Records from a data source:
□ □ □ □

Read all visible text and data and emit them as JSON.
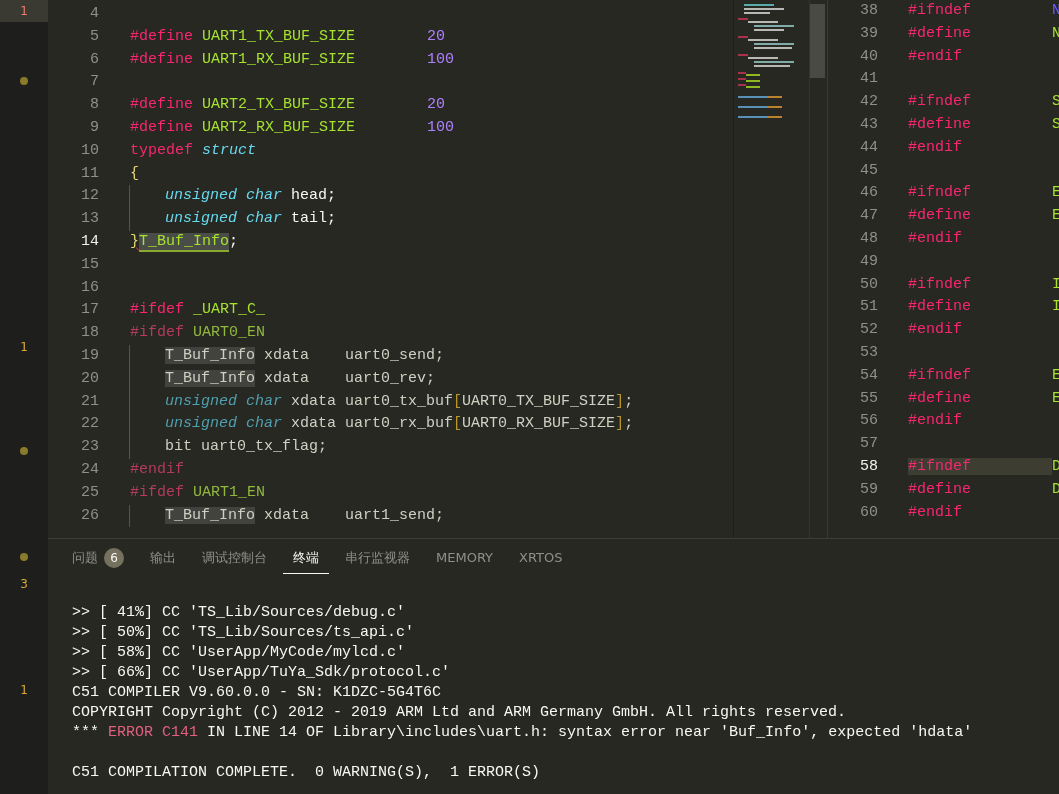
{
  "activity_markers": [
    {
      "kind": "count",
      "text": "1",
      "selected": true
    },
    {
      "kind": "dot",
      "selected": false
    },
    {
      "kind": "count",
      "text": "1",
      "selected": false
    },
    {
      "kind": "dot",
      "selected": false
    },
    {
      "kind": "dot",
      "selected": false
    },
    {
      "kind": "count",
      "text": "3",
      "selected": false
    },
    {
      "kind": "count",
      "text": "1",
      "selected": false
    }
  ],
  "editor": {
    "lines": [
      {
        "n": "4",
        "current": false,
        "indented": false
      },
      {
        "n": "5",
        "current": false,
        "indented": false,
        "tokens": [
          {
            "text": "#define",
            "kind": "directive"
          },
          {
            "text": "UART1_TX_BUF_SIZE",
            "kind": "macro"
          },
          {
            "text": "20",
            "kind": "number"
          }
        ]
      },
      {
        "n": "6",
        "current": false,
        "indented": false,
        "tokens": [
          {
            "text": "#define",
            "kind": "directive"
          },
          {
            "text": "UART1_RX_BUF_SIZE",
            "kind": "macro"
          },
          {
            "text": "100",
            "kind": "number"
          }
        ]
      },
      {
        "n": "7",
        "current": false,
        "indented": false
      },
      {
        "n": "8",
        "current": false,
        "indented": false,
        "tokens": [
          {
            "text": "#define",
            "kind": "directive"
          },
          {
            "text": "UART2_TX_BUF_SIZE",
            "kind": "macro"
          },
          {
            "text": "20",
            "kind": "number"
          }
        ]
      },
      {
        "n": "9",
        "current": false,
        "indented": false,
        "tokens": [
          {
            "text": "#define",
            "kind": "directive"
          },
          {
            "text": "UART2_RX_BUF_SIZE",
            "kind": "macro"
          },
          {
            "text": "100",
            "kind": "number"
          }
        ]
      },
      {
        "n": "10",
        "current": false,
        "indented": false,
        "tokens": [
          {
            "text": "typedef",
            "kind": "keyword"
          },
          {
            "text": "struct",
            "kind": "type"
          }
        ]
      },
      {
        "n": "11",
        "current": false,
        "indented": false,
        "tokens": [
          {
            "text": "{",
            "kind": "bracket"
          }
        ]
      },
      {
        "n": "12",
        "current": false,
        "indented": true,
        "tokens": [
          {
            "text": "unsigned char",
            "kind": "type"
          },
          {
            "text": "head;",
            "kind": "plain"
          }
        ]
      },
      {
        "n": "13",
        "current": false,
        "indented": true,
        "tokens": [
          {
            "text": "unsigned char",
            "kind": "type"
          },
          {
            "text": "tail;",
            "kind": "plain"
          }
        ]
      },
      {
        "n": "14",
        "current": true,
        "indented": false,
        "tokens": [
          {
            "text": "}",
            "kind": "bracket-error"
          },
          {
            "text": "T_Buf_Info",
            "kind": "selection"
          },
          {
            "text": ";",
            "kind": "plain"
          }
        ]
      },
      {
        "n": "15",
        "current": false,
        "indented": false
      },
      {
        "n": "16",
        "current": false,
        "indented": false
      },
      {
        "n": "17",
        "current": false,
        "indented": false,
        "tokens": [
          {
            "text": "#ifdef",
            "kind": "directive"
          },
          {
            "text": "_UART_C_",
            "kind": "macro"
          }
        ]
      },
      {
        "n": "18",
        "current": false,
        "indented": false,
        "tokens": [
          {
            "text": "#ifdef",
            "kind": "directive-dim"
          },
          {
            "text": "UART0_EN",
            "kind": "macro-dim"
          }
        ]
      },
      {
        "n": "19",
        "current": false,
        "indented": true,
        "tokens": [
          {
            "text": "T_Buf_Info",
            "kind": "match"
          },
          {
            "text": "xdata",
            "kind": "plain-dim"
          },
          {
            "text": "uart0_send;",
            "kind": "plain-dim"
          }
        ]
      },
      {
        "n": "20",
        "current": false,
        "indented": true,
        "tokens": [
          {
            "text": "T_Buf_Info",
            "kind": "match"
          },
          {
            "text": "xdata",
            "kind": "plain-dim"
          },
          {
            "text": "uart0_rev;",
            "kind": "plain-dim"
          }
        ]
      },
      {
        "n": "21",
        "current": false,
        "indented": true,
        "tokens": [
          {
            "text": "unsigned char",
            "kind": "type-dim"
          },
          {
            "text": "xdata uart0_tx_buf",
            "kind": "plain-dim"
          },
          {
            "text": "[",
            "kind": "bracket-dim"
          },
          {
            "text": "UART0_TX_BUF_SIZE",
            "kind": "plain-dim"
          },
          {
            "text": "]",
            "kind": "bracket-dim"
          },
          {
            "text": ";",
            "kind": "plain-dim"
          }
        ]
      },
      {
        "n": "22",
        "current": false,
        "indented": true,
        "tokens": [
          {
            "text": "unsigned char",
            "kind": "type-dim"
          },
          {
            "text": "xdata uart0_rx_buf",
            "kind": "plain-dim"
          },
          {
            "text": "[",
            "kind": "bracket-dim"
          },
          {
            "text": "UART0_RX_BUF_SIZE",
            "kind": "plain-dim"
          },
          {
            "text": "]",
            "kind": "bracket-dim"
          },
          {
            "text": ";",
            "kind": "plain-dim"
          }
        ]
      },
      {
        "n": "23",
        "current": false,
        "indented": true,
        "tokens": [
          {
            "text": "bit uart0_tx_flag;",
            "kind": "plain-dim"
          }
        ]
      },
      {
        "n": "24",
        "current": false,
        "indented": false,
        "tokens": [
          {
            "text": "#endif",
            "kind": "directive-dim"
          }
        ]
      },
      {
        "n": "25",
        "current": false,
        "indented": false,
        "tokens": [
          {
            "text": "#ifdef",
            "kind": "directive-dim"
          },
          {
            "text": "UART1_EN",
            "kind": "macro-dim"
          }
        ]
      },
      {
        "n": "26",
        "current": false,
        "indented": true,
        "tokens": [
          {
            "text": "T_Buf_Info",
            "kind": "match"
          },
          {
            "text": "xdata",
            "kind": "plain-dim"
          },
          {
            "text": "uart1_send;",
            "kind": "plain-dim"
          }
        ]
      }
    ]
  },
  "side_editor": {
    "lines": [
      {
        "n": "38",
        "current": false,
        "tokens": [
          {
            "text": "#ifndef",
            "kind": "directive"
          },
          {
            "text": "N",
            "kind": "constant"
          }
        ]
      },
      {
        "n": "39",
        "current": false,
        "tokens": [
          {
            "text": "#define",
            "kind": "directive"
          },
          {
            "text": "N",
            "kind": "macro"
          }
        ]
      },
      {
        "n": "40",
        "current": false,
        "tokens": [
          {
            "text": "#endif",
            "kind": "directive"
          }
        ]
      },
      {
        "n": "41",
        "current": false
      },
      {
        "n": "42",
        "current": false,
        "tokens": [
          {
            "text": "#ifndef",
            "kind": "directive"
          },
          {
            "text": "S",
            "kind": "macro"
          }
        ]
      },
      {
        "n": "43",
        "current": false,
        "tokens": [
          {
            "text": "#define",
            "kind": "directive"
          },
          {
            "text": "S",
            "kind": "macro"
          }
        ]
      },
      {
        "n": "44",
        "current": false,
        "tokens": [
          {
            "text": "#endif",
            "kind": "directive"
          }
        ]
      },
      {
        "n": "45",
        "current": false
      },
      {
        "n": "46",
        "current": false,
        "tokens": [
          {
            "text": "#ifndef",
            "kind": "directive"
          },
          {
            "text": "E",
            "kind": "macro"
          }
        ]
      },
      {
        "n": "47",
        "current": false,
        "tokens": [
          {
            "text": "#define",
            "kind": "directive"
          },
          {
            "text": "E",
            "kind": "macro"
          }
        ]
      },
      {
        "n": "48",
        "current": false,
        "tokens": [
          {
            "text": "#endif",
            "kind": "directive"
          }
        ]
      },
      {
        "n": "49",
        "current": false
      },
      {
        "n": "50",
        "current": false,
        "tokens": [
          {
            "text": "#ifndef",
            "kind": "directive"
          },
          {
            "text": "I",
            "kind": "macro"
          }
        ]
      },
      {
        "n": "51",
        "current": false,
        "tokens": [
          {
            "text": "#define",
            "kind": "directive"
          },
          {
            "text": "I",
            "kind": "macro"
          }
        ]
      },
      {
        "n": "52",
        "current": false,
        "tokens": [
          {
            "text": "#endif",
            "kind": "directive"
          }
        ]
      },
      {
        "n": "53",
        "current": false
      },
      {
        "n": "54",
        "current": false,
        "tokens": [
          {
            "text": "#ifndef",
            "kind": "directive"
          },
          {
            "text": "E",
            "kind": "macro"
          }
        ]
      },
      {
        "n": "55",
        "current": false,
        "tokens": [
          {
            "text": "#define",
            "kind": "directive"
          },
          {
            "text": "E",
            "kind": "macro"
          }
        ]
      },
      {
        "n": "56",
        "current": false,
        "tokens": [
          {
            "text": "#endif",
            "kind": "directive"
          }
        ]
      },
      {
        "n": "57",
        "current": false
      },
      {
        "n": "58",
        "current": true,
        "tokens": [
          {
            "text": "#ifndef",
            "kind": "directive"
          },
          {
            "text": "D",
            "kind": "macro"
          }
        ]
      },
      {
        "n": "59",
        "current": false,
        "tokens": [
          {
            "text": "#define",
            "kind": "directive"
          },
          {
            "text": "D",
            "kind": "macro"
          }
        ]
      },
      {
        "n": "60",
        "current": false,
        "tokens": [
          {
            "text": "#endif",
            "kind": "directive"
          }
        ]
      }
    ]
  },
  "panel": {
    "tabs": [
      {
        "label": "问题",
        "badge": "6",
        "selected": false
      },
      {
        "label": "输出",
        "selected": false
      },
      {
        "label": "调试控制台",
        "selected": false
      },
      {
        "label": "终端",
        "selected": true
      },
      {
        "label": "串行监视器",
        "selected": false
      },
      {
        "label": "MEMORY",
        "selected": false
      },
      {
        "label": "XRTOS",
        "selected": false
      }
    ],
    "terminal": [
      {
        "lines": [
          {
            "tokens": [
              {
                "text": ">> [ 41%] CC 'TS_Lib/Sources/debug.c'",
                "kind": "plain"
              }
            ]
          },
          {
            "tokens": [
              {
                "text": ">> [ 50%] CC 'TS_Lib/Sources/ts_api.c'",
                "kind": "plain"
              }
            ]
          },
          {
            "tokens": [
              {
                "text": ">> [ 58%] CC 'UserApp/MyCode/mylcd.c'",
                "kind": "plain"
              }
            ]
          },
          {
            "tokens": [
              {
                "text": ">> [ 66%] CC 'UserApp/TuYa_Sdk/protocol.c'",
                "kind": "plain"
              }
            ]
          },
          {
            "tokens": [
              {
                "text": "C51 COMPILER V9.60.0.0 - SN: K1DZC-5G4T6C",
                "kind": "plain"
              }
            ]
          },
          {
            "tokens": [
              {
                "text": "COPYRIGHT Copyright (C) 2012 - 2019 ARM Ltd and ARM Germany GmbH. All rights reserved.",
                "kind": "plain"
              }
            ]
          },
          {
            "tokens": [
              {
                "text": "***",
                "kind": "plain"
              },
              {
                "text": "ERROR C141",
                "kind": "error"
              },
              {
                "text": "IN LINE 14 OF Library\\includes\\uart.h: syntax error near 'Buf_Info', expected 'hdata'",
                "kind": "plain"
              }
            ]
          }
        ]
      },
      {
        "lines": [
          {
            "tokens": [
              {
                "text": "C51 COMPILATION COMPLETE.  0 WARNING(S),  1 ERROR(S)",
                "kind": "plain"
              }
            ]
          }
        ]
      }
    ]
  }
}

□ □ □ □

* The task: Gather all the lines that include the word "Sources" and copy them out.

* Solution for this problem:
                "text": ">> [ 41%] CC 'TS_Lib/Sources/debug.c'",
                "text": ">> [ 50%] CC 'TS_Lib/Sources/ts_api.c'",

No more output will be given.